• Description of the task: Using the data below, copy every line that contains the word "Voltage".
┌─ Exercise data
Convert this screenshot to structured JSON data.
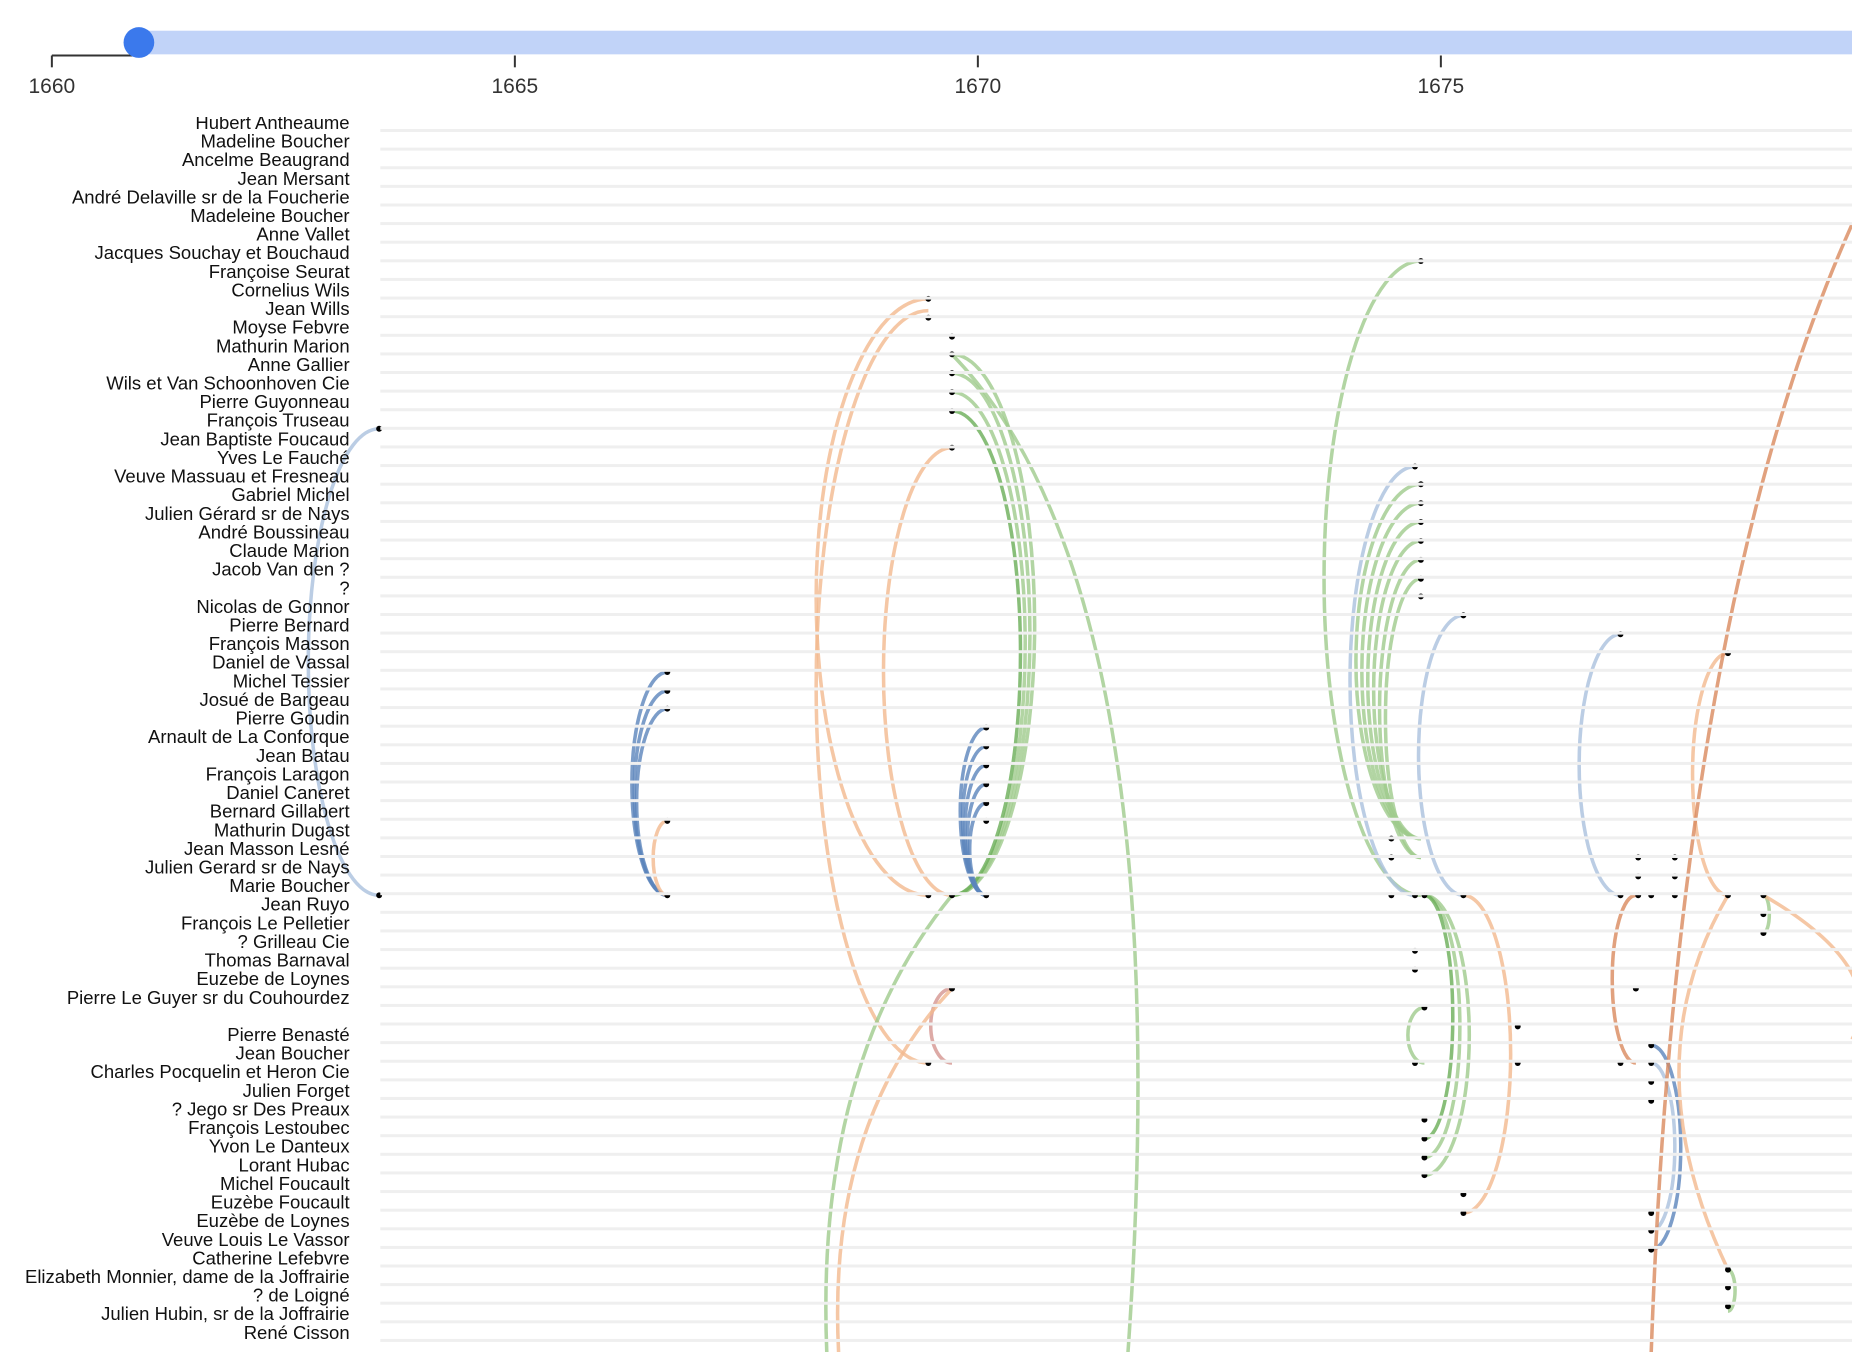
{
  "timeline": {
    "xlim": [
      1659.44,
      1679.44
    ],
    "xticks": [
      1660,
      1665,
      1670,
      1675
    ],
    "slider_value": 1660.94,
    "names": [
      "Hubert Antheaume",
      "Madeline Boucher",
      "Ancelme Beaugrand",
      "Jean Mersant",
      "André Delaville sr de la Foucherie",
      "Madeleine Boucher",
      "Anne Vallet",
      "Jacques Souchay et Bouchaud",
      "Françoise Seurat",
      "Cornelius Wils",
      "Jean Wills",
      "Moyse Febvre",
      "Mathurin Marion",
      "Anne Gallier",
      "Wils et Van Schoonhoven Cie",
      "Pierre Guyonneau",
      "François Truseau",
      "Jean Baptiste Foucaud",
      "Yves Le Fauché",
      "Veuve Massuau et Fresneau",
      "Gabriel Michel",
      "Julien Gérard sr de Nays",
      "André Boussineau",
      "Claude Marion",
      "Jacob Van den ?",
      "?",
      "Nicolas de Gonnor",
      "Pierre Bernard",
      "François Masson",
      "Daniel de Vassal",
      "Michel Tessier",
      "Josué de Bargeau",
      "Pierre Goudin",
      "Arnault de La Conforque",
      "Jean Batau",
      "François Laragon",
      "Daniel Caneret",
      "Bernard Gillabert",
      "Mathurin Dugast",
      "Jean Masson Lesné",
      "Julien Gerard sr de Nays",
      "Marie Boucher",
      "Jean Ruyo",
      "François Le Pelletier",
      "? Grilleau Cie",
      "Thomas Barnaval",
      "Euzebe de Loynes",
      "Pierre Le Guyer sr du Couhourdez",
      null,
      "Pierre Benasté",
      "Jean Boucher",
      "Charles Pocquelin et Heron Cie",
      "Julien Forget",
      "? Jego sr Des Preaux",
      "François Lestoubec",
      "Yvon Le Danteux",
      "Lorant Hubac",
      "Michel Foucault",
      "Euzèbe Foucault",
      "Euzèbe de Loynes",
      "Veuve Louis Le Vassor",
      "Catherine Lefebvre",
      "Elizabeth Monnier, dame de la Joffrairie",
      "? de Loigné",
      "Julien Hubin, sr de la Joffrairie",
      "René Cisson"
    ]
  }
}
└─
┌─ Exercise data
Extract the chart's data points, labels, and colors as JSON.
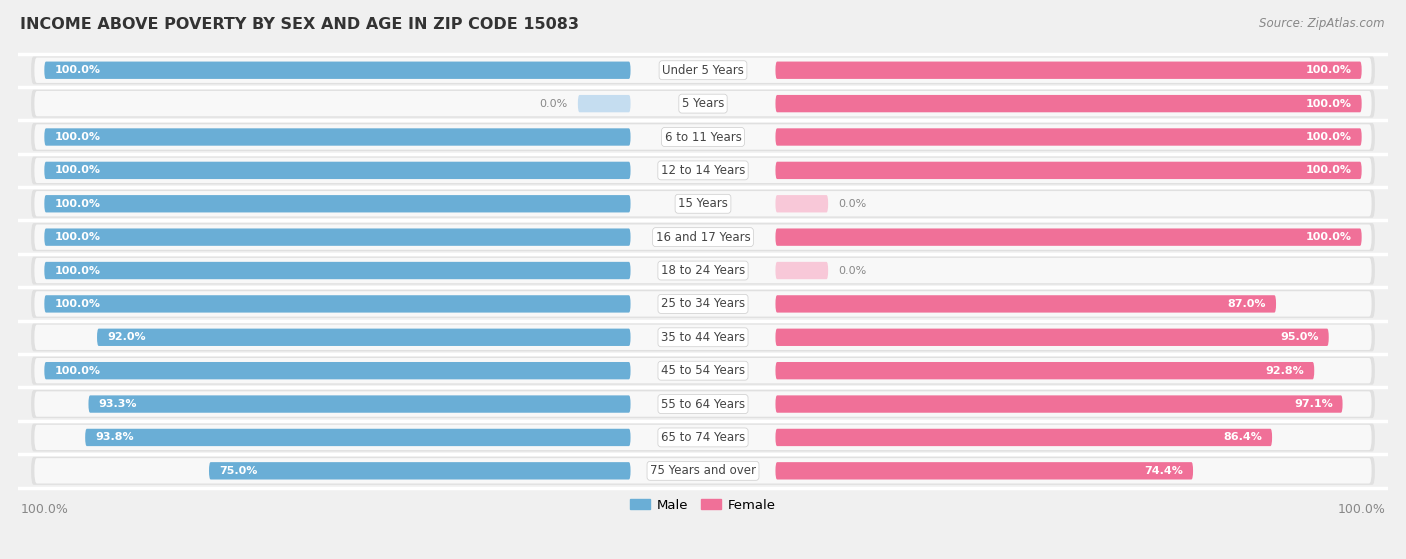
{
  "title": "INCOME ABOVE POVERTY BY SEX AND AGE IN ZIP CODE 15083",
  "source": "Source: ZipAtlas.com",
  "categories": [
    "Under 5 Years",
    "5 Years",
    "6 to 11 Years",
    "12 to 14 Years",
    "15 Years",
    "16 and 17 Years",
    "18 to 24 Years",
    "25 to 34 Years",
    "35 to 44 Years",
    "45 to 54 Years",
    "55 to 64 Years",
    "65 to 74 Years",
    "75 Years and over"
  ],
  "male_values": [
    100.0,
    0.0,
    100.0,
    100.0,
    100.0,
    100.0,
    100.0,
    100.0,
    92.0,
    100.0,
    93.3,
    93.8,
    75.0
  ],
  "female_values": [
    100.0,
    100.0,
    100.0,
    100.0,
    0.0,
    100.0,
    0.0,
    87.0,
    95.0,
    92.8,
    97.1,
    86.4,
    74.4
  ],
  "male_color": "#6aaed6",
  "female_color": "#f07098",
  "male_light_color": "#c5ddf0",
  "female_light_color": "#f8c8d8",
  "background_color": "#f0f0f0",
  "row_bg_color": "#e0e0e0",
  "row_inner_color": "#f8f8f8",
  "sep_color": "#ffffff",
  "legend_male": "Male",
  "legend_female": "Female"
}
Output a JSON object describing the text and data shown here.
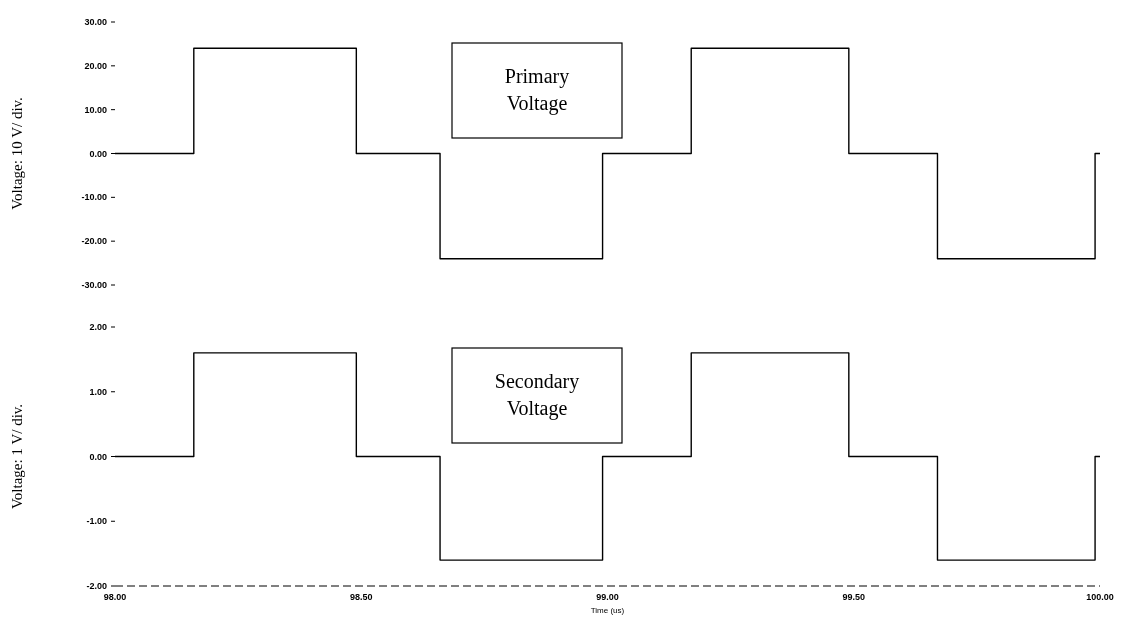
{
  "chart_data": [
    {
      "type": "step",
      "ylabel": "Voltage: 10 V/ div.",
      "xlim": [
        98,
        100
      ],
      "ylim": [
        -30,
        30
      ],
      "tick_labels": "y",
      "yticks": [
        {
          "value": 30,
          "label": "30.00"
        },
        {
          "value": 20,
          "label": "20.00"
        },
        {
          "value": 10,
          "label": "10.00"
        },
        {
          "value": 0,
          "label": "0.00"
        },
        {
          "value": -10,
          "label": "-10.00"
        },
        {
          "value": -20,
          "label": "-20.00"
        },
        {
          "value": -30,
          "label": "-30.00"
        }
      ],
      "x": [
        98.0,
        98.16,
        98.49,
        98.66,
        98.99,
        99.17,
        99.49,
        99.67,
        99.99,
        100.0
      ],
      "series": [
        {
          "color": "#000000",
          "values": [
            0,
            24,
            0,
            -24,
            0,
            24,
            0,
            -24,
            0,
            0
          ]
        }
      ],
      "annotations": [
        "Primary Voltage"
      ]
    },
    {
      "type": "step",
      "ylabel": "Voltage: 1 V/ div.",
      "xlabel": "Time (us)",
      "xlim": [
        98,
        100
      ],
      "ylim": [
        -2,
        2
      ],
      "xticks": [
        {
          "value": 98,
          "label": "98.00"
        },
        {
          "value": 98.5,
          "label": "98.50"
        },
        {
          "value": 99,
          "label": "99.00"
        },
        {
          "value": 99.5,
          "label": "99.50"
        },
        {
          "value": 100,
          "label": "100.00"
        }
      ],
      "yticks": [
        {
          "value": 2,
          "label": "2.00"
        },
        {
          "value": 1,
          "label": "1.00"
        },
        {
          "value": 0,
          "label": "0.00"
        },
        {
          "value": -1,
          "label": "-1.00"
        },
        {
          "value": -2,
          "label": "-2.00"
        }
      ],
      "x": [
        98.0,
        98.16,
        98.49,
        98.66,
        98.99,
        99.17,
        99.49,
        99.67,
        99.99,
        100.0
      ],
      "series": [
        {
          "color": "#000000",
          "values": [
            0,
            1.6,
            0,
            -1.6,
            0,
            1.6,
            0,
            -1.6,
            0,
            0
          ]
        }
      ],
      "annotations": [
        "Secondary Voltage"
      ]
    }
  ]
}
└─
• Task solution:
      "ylabel": "Voltage: 10 V/ div.",
        "Primary Voltage"
      "ylabel": "Voltage: 1 V/ div.",
        "Secondary Voltage"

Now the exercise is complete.